Records from a data collection
---

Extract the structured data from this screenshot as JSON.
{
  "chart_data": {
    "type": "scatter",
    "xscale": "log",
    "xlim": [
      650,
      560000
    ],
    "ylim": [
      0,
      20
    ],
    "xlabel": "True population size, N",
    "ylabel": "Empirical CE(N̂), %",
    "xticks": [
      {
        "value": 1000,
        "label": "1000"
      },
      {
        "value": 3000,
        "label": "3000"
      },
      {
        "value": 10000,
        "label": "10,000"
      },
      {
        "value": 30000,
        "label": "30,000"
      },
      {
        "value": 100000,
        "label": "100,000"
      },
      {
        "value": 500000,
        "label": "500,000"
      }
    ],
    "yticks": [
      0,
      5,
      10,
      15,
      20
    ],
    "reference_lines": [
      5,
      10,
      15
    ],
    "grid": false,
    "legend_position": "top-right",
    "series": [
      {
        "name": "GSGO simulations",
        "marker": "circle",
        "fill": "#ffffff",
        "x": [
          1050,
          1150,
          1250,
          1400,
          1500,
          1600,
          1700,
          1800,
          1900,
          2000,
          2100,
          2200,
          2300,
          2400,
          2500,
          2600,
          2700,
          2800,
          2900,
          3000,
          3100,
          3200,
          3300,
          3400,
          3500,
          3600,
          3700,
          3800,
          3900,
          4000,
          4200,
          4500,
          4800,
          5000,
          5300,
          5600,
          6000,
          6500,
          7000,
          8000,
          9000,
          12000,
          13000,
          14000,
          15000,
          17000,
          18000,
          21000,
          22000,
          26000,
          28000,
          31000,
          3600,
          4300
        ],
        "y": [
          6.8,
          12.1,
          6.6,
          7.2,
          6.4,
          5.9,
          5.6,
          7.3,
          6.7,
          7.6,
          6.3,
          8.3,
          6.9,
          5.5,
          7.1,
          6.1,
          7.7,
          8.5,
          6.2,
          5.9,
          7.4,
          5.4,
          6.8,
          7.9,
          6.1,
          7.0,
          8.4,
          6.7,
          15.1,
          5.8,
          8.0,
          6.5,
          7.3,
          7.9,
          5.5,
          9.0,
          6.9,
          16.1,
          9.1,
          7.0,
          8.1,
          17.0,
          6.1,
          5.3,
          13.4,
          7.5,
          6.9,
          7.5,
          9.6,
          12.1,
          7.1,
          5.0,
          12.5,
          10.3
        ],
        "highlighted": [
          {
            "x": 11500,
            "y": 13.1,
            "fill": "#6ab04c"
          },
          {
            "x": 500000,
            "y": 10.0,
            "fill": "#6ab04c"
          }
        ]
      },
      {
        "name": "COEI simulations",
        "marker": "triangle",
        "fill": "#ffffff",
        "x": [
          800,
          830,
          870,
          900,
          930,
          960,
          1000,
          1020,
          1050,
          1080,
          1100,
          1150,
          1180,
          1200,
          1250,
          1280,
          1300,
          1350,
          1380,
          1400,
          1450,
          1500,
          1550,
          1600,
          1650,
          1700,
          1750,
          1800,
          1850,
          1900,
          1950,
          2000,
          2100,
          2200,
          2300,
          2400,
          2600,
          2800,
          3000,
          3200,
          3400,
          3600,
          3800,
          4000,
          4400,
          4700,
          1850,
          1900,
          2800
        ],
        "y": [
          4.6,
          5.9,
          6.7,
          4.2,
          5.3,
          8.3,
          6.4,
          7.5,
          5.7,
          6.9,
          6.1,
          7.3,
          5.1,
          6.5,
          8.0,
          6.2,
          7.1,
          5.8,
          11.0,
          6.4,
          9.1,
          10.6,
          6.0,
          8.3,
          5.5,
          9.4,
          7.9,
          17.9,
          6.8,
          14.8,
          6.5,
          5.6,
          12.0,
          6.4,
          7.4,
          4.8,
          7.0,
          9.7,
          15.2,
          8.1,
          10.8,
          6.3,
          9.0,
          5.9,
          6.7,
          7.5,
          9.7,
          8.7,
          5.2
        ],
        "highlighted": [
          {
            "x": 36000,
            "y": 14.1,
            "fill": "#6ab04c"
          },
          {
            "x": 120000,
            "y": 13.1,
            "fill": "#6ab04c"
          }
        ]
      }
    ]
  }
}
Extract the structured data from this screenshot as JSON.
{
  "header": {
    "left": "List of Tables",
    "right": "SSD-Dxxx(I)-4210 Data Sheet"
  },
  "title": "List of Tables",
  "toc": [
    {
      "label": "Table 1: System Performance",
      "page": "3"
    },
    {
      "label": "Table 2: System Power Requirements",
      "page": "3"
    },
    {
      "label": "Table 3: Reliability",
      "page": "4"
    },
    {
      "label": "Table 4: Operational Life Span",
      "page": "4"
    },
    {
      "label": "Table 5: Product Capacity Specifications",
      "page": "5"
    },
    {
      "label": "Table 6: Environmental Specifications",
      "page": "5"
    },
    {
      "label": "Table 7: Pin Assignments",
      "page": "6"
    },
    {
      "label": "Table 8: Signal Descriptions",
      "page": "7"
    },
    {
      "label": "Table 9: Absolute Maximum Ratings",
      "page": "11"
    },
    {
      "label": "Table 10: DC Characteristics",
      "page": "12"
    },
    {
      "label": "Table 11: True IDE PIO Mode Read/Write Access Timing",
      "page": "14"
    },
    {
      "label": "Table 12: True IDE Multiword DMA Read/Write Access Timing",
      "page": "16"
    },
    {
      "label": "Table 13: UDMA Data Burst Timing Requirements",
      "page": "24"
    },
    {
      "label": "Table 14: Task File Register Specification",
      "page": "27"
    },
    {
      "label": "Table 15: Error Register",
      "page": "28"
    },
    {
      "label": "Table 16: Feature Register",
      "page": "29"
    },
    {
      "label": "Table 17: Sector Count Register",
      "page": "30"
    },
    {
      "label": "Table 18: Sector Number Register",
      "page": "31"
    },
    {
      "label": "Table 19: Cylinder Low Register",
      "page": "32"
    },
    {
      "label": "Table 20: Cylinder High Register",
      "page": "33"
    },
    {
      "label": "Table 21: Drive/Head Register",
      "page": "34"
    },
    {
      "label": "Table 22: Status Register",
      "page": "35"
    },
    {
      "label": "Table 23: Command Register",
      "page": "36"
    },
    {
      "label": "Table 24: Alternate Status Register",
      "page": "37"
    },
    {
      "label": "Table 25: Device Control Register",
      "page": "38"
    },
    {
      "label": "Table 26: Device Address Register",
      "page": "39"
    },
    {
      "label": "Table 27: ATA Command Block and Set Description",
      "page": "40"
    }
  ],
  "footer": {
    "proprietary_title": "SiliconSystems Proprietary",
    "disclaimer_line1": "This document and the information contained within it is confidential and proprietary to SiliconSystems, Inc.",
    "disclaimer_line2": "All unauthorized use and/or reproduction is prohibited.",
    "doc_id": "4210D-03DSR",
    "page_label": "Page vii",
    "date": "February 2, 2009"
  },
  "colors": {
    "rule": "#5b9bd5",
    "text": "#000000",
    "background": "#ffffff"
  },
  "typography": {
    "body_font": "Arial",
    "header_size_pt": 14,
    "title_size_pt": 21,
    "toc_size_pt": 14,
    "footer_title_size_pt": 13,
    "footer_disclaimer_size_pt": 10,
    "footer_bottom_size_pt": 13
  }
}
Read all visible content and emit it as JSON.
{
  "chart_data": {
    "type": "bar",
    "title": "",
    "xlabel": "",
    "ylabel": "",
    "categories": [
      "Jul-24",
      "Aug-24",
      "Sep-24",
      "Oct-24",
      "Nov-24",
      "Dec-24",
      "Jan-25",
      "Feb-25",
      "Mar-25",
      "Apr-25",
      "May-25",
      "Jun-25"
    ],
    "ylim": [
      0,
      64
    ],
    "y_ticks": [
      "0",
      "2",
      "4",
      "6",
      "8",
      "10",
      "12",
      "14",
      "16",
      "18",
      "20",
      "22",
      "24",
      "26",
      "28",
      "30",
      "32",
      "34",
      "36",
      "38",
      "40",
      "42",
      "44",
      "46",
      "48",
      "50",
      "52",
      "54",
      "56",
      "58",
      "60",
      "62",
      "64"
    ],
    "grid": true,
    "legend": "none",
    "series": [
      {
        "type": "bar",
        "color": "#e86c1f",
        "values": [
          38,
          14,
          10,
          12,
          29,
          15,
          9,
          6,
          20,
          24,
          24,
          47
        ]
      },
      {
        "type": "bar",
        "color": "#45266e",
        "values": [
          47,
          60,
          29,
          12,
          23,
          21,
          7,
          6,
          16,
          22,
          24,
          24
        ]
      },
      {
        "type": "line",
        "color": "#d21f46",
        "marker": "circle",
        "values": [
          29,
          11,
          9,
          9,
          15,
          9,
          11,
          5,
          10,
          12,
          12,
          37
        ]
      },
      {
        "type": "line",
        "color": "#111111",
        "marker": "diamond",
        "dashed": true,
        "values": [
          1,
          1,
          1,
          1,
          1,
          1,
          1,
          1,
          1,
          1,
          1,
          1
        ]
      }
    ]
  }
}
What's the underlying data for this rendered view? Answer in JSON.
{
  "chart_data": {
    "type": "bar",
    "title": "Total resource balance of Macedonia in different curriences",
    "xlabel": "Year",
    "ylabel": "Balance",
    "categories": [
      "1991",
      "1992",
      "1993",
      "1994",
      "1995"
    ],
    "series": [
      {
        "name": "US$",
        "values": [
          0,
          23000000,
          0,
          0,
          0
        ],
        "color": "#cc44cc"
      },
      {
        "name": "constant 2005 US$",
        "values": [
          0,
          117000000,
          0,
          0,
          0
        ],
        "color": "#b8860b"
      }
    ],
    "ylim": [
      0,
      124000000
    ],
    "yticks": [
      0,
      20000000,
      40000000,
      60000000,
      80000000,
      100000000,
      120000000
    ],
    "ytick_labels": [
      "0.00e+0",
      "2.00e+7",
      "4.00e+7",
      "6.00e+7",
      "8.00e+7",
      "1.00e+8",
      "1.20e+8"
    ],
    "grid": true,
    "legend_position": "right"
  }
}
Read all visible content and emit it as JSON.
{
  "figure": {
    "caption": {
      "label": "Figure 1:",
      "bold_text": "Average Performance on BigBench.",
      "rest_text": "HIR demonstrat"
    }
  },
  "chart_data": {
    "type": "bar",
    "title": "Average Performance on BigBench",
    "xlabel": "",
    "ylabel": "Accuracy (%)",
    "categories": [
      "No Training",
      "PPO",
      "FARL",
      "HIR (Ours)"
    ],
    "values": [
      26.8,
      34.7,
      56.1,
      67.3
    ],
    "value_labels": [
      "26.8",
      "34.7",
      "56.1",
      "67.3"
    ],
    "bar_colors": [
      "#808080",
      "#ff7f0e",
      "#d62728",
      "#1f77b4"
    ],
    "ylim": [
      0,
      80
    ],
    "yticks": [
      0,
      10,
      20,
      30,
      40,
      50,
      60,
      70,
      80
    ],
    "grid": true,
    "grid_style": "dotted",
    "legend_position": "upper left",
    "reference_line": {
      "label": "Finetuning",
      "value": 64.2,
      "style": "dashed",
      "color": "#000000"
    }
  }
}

---

Copy out each line of the entries that holds "ylabel".

▶ [COMPLETE ANSWER]:
    "ylabel": "Empirical CE(N̂), %",
    "ylabel": "",
    "ylabel": "Balance",
    "ylabel": "Accuracy (%)",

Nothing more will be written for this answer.